▶ Instructions to follow:
Read the entries below and pull out each line with the string "name".

▶ Provided material:
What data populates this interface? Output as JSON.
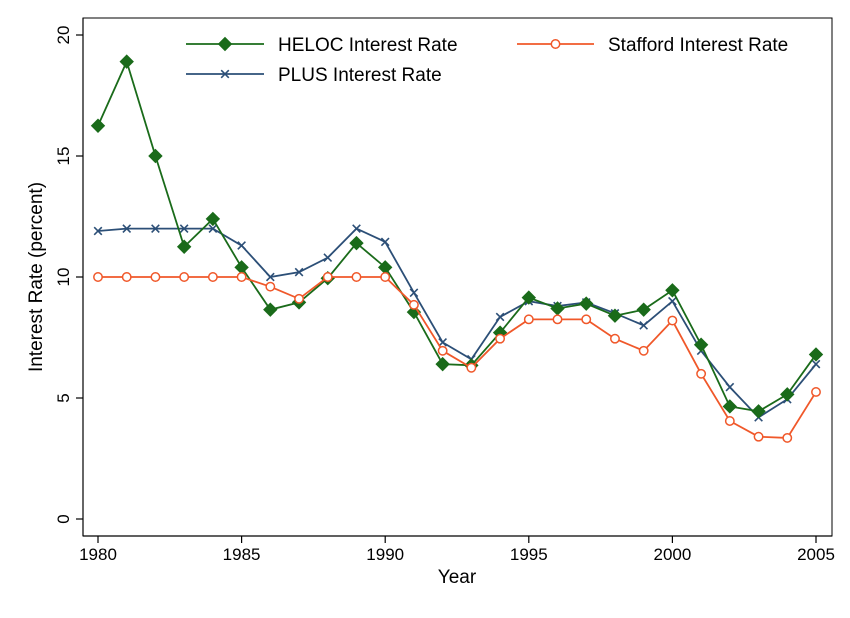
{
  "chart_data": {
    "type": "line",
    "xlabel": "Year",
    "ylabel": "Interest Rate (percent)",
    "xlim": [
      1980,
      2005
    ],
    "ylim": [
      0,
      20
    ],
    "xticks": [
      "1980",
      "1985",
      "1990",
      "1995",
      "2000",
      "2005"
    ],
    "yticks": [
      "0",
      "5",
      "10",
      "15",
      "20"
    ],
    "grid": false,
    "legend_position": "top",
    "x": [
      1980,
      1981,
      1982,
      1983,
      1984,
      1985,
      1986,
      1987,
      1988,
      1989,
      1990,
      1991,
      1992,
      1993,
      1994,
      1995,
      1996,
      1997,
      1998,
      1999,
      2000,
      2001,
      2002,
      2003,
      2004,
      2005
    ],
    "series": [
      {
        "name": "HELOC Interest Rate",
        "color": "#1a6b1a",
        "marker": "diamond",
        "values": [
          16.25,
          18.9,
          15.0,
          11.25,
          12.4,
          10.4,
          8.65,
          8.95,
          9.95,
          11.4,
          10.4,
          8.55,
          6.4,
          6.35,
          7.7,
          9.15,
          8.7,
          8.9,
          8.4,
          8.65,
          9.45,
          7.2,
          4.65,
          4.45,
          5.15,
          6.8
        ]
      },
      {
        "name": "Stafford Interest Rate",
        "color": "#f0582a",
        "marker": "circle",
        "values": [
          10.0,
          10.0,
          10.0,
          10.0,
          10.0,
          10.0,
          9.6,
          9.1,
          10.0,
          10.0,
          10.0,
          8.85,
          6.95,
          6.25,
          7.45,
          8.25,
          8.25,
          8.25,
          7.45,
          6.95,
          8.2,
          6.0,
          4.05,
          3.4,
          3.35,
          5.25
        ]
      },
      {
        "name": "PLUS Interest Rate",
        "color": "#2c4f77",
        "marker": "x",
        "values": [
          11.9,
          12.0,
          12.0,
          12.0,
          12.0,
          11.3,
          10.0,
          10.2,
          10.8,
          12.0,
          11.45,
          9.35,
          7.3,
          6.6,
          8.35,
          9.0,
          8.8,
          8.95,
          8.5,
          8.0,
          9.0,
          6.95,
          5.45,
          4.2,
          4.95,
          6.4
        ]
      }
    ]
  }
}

▶ Task output:
        "name": "HELOC Interest Rate",
        "name": "Stafford Interest Rate",
        "name": "PLUS Interest Rate",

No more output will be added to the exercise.